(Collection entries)
--------------------------------
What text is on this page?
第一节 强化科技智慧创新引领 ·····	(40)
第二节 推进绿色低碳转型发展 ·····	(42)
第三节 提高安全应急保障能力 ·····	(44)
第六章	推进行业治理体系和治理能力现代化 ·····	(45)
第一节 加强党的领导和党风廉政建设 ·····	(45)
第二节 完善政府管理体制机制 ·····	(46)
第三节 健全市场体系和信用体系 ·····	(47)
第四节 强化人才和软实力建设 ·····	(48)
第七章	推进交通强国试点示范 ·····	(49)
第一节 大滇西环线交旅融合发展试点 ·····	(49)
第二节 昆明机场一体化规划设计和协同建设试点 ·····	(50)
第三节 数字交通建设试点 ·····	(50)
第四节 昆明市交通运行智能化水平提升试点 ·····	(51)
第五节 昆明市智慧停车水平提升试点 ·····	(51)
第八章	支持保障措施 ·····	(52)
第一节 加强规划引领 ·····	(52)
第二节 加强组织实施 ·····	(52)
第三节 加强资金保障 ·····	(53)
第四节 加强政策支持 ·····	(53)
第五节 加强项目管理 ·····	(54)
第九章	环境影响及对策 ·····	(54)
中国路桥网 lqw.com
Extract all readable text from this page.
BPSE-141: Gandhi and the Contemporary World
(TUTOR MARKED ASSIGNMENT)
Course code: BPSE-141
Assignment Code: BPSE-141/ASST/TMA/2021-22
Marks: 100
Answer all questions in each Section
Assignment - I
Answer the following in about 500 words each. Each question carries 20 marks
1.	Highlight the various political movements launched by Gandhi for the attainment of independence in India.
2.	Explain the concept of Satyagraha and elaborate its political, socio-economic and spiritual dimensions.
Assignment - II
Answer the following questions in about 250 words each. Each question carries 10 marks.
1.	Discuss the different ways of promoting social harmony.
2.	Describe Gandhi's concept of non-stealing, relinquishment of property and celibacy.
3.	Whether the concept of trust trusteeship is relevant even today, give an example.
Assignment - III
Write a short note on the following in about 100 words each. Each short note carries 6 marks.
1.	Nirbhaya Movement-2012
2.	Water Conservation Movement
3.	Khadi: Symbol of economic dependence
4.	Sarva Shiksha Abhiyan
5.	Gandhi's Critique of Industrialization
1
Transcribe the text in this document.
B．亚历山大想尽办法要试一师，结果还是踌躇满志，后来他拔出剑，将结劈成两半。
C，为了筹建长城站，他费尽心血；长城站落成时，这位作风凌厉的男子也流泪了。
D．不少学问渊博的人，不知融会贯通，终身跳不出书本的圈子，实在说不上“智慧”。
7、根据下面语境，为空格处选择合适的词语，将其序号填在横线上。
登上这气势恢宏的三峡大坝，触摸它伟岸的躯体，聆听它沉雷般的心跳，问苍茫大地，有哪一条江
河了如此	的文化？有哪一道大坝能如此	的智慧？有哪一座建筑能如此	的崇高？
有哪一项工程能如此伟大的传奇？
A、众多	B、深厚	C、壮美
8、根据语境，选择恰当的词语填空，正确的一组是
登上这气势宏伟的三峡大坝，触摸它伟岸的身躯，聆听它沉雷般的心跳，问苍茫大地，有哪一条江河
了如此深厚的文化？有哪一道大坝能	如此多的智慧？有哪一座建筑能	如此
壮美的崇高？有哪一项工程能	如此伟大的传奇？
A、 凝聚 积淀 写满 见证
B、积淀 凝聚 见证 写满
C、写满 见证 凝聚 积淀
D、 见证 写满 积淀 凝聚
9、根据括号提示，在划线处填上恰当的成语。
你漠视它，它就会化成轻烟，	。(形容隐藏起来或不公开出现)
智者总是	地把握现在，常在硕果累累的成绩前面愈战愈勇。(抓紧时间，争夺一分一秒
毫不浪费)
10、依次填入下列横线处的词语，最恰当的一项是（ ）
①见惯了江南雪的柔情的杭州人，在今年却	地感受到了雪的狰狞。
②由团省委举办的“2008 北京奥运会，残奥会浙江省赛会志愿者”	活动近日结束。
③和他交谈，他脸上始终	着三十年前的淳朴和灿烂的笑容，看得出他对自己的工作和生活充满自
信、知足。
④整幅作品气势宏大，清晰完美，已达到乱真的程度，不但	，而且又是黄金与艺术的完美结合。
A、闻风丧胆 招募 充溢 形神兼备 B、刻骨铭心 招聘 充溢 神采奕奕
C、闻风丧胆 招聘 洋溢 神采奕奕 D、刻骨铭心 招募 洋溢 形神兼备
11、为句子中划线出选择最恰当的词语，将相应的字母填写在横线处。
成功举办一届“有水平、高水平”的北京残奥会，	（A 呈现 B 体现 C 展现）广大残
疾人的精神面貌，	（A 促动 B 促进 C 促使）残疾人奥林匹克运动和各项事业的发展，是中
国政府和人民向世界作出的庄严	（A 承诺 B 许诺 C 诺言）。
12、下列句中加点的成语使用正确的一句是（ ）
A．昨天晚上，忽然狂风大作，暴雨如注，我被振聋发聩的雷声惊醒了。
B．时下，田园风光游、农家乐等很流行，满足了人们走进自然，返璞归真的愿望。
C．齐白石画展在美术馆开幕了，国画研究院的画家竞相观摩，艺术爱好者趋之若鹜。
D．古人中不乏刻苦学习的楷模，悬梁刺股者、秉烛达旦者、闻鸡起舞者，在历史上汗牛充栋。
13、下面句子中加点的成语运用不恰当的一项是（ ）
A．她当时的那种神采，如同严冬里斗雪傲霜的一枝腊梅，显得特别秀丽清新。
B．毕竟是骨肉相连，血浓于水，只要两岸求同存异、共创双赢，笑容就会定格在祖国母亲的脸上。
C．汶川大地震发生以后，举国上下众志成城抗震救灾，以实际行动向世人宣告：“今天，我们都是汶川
--------------------------------
Search the data for the string "问苍茫大地" and copy each line where it appears.

登上这气势恢宏的三峡大坝，触摸它伟岸的躯体，聆听它沉雷般的心跳，问苍茫大地，有哪一条江
登上这气势宏伟的三峡大坝，触摸它伟岸的身躯，聆听它沉雷般的心跳，问苍茫大地，有哪一条江河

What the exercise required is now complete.